• _Task statement_: When the string "PLATTER" occurs in a line of the listing below, return that line.

-.-.-

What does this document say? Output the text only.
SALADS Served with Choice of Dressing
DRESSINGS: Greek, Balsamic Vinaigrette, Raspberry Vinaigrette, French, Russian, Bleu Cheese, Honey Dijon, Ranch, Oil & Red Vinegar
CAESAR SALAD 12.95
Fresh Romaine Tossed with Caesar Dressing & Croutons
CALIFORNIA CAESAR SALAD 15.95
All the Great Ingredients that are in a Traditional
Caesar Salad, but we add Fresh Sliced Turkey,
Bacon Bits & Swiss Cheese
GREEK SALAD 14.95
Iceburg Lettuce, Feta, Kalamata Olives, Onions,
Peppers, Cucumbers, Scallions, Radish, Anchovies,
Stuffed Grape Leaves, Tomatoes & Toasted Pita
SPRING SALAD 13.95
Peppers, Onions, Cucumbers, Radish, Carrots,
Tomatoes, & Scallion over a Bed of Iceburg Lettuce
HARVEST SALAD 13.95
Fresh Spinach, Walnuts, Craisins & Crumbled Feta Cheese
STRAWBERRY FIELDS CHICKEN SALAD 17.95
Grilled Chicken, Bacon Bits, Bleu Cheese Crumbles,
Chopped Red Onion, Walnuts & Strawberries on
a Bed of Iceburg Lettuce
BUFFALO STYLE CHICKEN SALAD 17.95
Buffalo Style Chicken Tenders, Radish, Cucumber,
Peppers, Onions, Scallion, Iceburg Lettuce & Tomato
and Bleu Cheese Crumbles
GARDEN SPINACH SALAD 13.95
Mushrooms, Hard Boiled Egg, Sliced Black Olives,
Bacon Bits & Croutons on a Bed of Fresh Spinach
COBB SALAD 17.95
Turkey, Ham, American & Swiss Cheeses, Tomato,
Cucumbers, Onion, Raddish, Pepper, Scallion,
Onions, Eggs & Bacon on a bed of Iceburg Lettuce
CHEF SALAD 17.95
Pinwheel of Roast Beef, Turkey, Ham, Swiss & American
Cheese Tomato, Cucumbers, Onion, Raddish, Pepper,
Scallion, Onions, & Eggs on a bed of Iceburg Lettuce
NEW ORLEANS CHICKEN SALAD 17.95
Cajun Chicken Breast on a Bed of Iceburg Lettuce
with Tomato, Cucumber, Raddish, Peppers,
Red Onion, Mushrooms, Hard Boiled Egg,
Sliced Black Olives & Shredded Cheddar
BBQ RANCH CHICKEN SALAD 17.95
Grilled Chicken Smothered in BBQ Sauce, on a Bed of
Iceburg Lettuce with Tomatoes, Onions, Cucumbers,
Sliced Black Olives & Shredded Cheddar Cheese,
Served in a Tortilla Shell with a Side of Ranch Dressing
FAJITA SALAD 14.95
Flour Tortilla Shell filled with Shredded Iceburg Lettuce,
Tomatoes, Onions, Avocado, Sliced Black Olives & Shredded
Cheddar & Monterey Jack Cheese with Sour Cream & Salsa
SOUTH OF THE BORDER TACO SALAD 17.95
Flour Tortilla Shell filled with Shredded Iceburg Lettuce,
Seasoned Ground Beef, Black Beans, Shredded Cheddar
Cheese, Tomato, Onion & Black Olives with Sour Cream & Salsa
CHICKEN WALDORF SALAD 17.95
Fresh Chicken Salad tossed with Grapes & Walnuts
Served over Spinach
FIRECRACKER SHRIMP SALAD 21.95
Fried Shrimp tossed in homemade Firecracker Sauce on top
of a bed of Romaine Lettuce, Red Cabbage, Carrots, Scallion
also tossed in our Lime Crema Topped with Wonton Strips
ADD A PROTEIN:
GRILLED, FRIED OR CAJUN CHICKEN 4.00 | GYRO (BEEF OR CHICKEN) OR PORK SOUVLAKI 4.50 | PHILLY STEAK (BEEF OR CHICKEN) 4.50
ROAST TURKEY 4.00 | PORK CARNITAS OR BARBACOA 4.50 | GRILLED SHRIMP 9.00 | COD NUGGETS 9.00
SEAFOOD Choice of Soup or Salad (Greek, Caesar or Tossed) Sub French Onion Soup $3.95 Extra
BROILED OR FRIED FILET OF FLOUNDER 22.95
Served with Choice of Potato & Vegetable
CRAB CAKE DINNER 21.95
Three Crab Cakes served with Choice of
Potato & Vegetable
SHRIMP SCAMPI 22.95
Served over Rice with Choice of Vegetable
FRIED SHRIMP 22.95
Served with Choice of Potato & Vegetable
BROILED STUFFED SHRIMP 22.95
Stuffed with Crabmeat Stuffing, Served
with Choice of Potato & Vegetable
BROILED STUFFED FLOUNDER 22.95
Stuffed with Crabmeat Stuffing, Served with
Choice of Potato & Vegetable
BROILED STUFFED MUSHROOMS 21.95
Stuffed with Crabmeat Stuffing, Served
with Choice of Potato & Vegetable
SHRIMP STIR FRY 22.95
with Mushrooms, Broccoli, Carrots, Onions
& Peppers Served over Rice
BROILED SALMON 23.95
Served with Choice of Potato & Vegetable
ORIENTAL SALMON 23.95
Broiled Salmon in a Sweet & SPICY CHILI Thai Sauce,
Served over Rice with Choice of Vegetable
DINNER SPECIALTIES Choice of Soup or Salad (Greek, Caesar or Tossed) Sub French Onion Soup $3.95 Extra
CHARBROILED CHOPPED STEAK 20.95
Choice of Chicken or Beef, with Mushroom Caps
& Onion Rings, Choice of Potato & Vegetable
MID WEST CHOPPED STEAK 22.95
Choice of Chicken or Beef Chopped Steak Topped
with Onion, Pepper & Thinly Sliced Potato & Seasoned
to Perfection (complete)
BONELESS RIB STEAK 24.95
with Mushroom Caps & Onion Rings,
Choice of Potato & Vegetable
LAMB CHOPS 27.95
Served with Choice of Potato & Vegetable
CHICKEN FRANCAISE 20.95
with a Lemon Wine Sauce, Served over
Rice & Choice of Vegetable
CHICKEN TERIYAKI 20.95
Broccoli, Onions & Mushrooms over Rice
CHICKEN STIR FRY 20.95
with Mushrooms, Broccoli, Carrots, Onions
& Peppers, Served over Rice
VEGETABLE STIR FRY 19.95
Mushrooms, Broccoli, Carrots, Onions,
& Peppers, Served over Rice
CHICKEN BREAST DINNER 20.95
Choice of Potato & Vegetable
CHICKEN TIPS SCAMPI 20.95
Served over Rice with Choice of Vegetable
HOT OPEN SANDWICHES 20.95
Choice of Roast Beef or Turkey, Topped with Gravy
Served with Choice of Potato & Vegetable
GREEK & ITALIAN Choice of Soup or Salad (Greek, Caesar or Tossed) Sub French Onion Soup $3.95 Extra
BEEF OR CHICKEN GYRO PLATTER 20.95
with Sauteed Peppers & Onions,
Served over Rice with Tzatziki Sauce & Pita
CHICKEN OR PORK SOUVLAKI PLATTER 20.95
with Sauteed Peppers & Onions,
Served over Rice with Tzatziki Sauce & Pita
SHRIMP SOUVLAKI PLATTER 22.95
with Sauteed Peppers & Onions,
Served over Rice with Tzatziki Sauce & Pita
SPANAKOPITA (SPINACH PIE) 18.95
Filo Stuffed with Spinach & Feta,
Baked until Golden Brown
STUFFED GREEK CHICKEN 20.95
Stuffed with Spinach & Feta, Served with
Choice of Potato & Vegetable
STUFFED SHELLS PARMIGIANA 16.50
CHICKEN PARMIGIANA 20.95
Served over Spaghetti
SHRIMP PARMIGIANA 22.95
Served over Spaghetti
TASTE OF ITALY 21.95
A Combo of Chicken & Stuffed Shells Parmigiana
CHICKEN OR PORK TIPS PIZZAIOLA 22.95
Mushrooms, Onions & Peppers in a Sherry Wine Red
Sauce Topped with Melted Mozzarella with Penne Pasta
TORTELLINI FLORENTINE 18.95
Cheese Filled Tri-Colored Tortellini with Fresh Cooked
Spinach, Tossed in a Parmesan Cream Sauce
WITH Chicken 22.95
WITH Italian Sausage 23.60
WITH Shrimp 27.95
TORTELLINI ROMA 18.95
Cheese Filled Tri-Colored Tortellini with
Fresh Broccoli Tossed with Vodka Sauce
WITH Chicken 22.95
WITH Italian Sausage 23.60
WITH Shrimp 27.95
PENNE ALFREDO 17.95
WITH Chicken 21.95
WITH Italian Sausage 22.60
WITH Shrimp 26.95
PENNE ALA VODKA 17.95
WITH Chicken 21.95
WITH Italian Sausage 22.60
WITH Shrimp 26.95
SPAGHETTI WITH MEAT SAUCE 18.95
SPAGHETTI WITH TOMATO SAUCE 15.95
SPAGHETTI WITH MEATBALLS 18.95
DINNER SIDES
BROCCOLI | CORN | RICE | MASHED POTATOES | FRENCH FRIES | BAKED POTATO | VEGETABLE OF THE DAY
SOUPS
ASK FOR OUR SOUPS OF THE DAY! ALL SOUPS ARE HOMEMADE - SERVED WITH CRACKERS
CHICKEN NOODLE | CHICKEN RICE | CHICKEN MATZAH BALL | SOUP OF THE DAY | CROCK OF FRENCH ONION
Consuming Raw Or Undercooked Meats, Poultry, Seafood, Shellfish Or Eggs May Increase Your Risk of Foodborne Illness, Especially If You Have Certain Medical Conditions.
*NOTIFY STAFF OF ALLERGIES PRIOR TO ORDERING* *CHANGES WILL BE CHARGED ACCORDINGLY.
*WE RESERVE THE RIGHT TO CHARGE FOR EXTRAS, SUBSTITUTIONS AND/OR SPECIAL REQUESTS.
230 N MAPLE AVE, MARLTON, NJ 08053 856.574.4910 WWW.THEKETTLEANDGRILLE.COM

-.-.-

• _Solution_:
BEEF OR CHICKEN GYRO PLATTER 20.95
CHICKEN OR PORK SOUVLAKI PLATTER 20.95
SHRIMP SOUVLAKI PLATTER 22.95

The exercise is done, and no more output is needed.